▶ [GIVEN REQUEST] Copy nothing but the text: repeat each entry exactly and drop the images.

(Collected data entries)
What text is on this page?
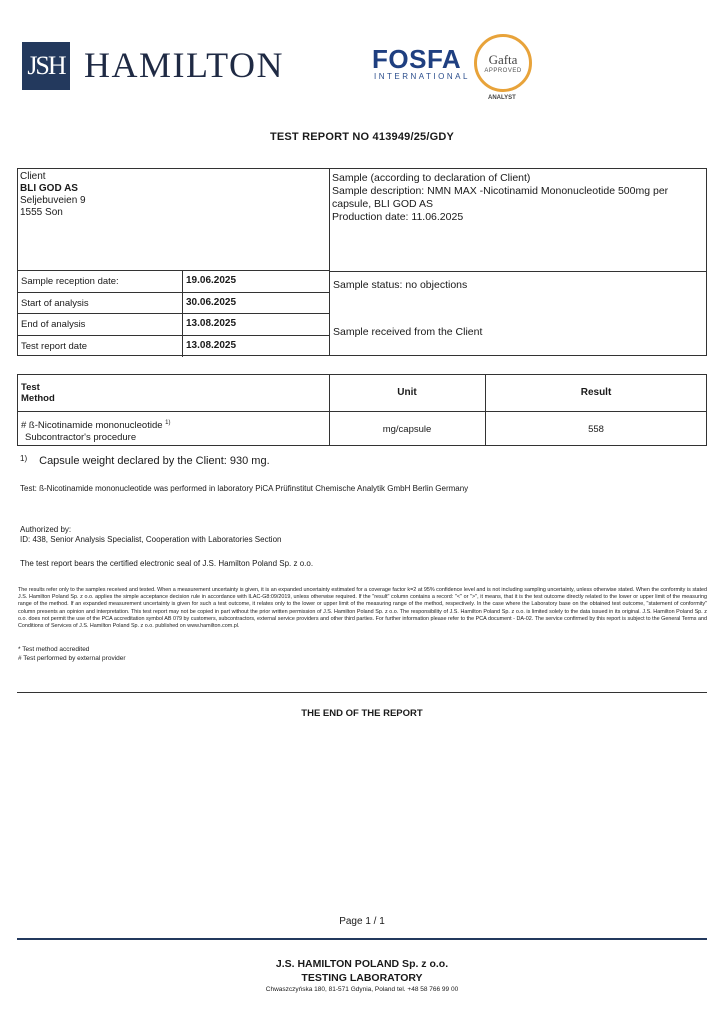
JSH HAMILTON	FOSFA
INTERNATIONAL
Gafta
APPROVED
ANALYST
TEST REPORT NO 413949/25/GDY
Client
BLI GOD AS
Seljebuveien 9
1555 Son
Sample reception date:	19.06.2025
Start of analysis	30.06.2025
End of analysis	13.08.2025
Test report date	13.08.2025
Sample (according to declaration of Client)
Sample description: NMN MAX -Nicotinamid Mononucleotide 500mg per capsule, BLI GOD AS
Production date: 11.06.2025
Sample status: no objections
Sample received from the Client
Test
Method
Unit	Result
# ß-Nicotinamide mononucleotide $^{1)}$
Subcontractor's procedure
mg/capsule	558
$^{1)}$ Capsule weight declared by the Client: 930 mg.
Test: ß-Nicotinamide mononucleotide was performed in laboratory PiCA Prüfinstitut Chemische Analytik GmbH Berlin Germany
Authorized by:
ID: 438, Senior Analysis Specialist, Cooperation with Laboratories Section
The test report bears the certified electronic seal of J.S. Hamilton Poland Sp. z o.o.
The results refer only to the samples received and tested. When a measurement uncertainty is given, it is an expanded uncertainty estimated for a coverage factor k=2 at 95% confidence level and is not including sampling uncertainty, unless otherwise stated. When the conformity is stated J.S. Hamilton Poland Sp. z o.o. applies the simple acceptance decision rule in accordance with ILAC-G8:09/2019, unless otherwise required. If the "result" column contains a record: "<" or ">", it means, that it is the test outcome directly related to the lower or upper limit of the measuring range of the method. If an expanded measurement uncertainty is given for such a test outcome, it relates only to the lower or upper limit of the measuring range of the method, respectively. In the case where the Laboratory base on the obtained test outcome, "statement of conformity" column presents an opinion and interpretation. This test report may not be copied in part without the prior written permission of J.S. Hamilton Poland Sp. z o.o. The responsibility of J.S. Hamilton Poland Sp. z o.o. is limited solely to the data issued in its original. J.S. Hamilton Poland Sp. z o.o. does not permit the use of the PCA accreditation symbol AB 079 by customers, subcontractors, external service providers and other third parties. For further information please refer to the PCA document - DA-02. The service confirmed by this report is subject to the General Terms and Conditions of Services of J.S. Hamilton Poland Sp. z o.o. published on www.hamilton.com.pl.
* Test method accredited
# Test performed by external provider
THE END OF THE REPORT
Page 1 / 1
J.S. HAMILTON POLAND Sp. z o.o.
TESTING LABORATORY
Chwaszczyńska 180, 81-571 Gdynia, Poland tel. +48 58 766 99 00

▶ [ANSWER TO THIS EXERCISE]
What text is on this page?
JSH HAMILTON	FOSFA
INTERNATIONAL
Gafta
APPROVED
ANALYST
TEST REPORT NO 413949/25/GDY
Client
BLI GOD AS
Seljebuveien 9
1555 Son
Sample reception date:	19.06.2025
Start of analysis	30.06.2025
End of analysis	13.08.2025
Test report date	13.08.2025
Sample (according to declaration of Client)
Sample description: NMN MAX -Nicotinamid Mononucleotide 500mg per capsule, BLI GOD AS
Production date: 11.06.2025
Sample status: no objections
Sample received from the Client
Test
Method
Unit	Result
# ß-Nicotinamide mononucleotide $^{1)}$
Subcontractor's procedure
mg/capsule	558
$^{1)}$ Capsule weight declared by the Client: 930 mg.
Test: ß-Nicotinamide mononucleotide was performed in laboratory PiCA Prüfinstitut Chemische Analytik GmbH Berlin Germany
Authorized by:
ID: 438, Senior Analysis Specialist, Cooperation with Laboratories Section
The test report bears the certified electronic seal of J.S. Hamilton Poland Sp. z o.o.
The results refer only to the samples received and tested. When a measurement uncertainty is given, it is an expanded uncertainty estimated for a coverage factor k=2 at 95% confidence level and is not including sampling uncertainty, unless otherwise stated. When the conformity is stated J.S. Hamilton Poland Sp. z o.o. applies the simple acceptance decision rule in accordance with ILAC-G8:09/2019, unless otherwise required. If the "result" column contains a record: "<" or ">", it means, that it is the test outcome directly related to the lower or upper limit of the measuring range of the method. If an expanded measurement uncertainty is given for such a test outcome, it relates only to the lower or upper limit of the measuring range of the method, respectively. In the case where the Laboratory base on the obtained test outcome, "statement of conformity" column presents an opinion and interpretation. This test report may not be copied in part without the prior written permission of J.S. Hamilton Poland Sp. z o.o. The responsibility of J.S. Hamilton Poland Sp. z o.o. is limited solely to the data issued in its original. J.S. Hamilton Poland Sp. z o.o. does not permit the use of the PCA accreditation symbol AB 079 by customers, subcontractors, external service providers and other third parties. For further information please refer to the PCA document - DA-02. The service confirmed by this report is subject to the General Terms and Conditions of Services of J.S. Hamilton Poland Sp. z o.o. published on www.hamilton.com.pl.
* Test method accredited
# Test performed by external provider
THE END OF THE REPORT
Page 1 / 1
J.S. HAMILTON POLAND Sp. z o.o.
TESTING LABORATORY
Chwaszczyńska 180, 81-571 Gdynia, Poland tel. +48 58 766 99 00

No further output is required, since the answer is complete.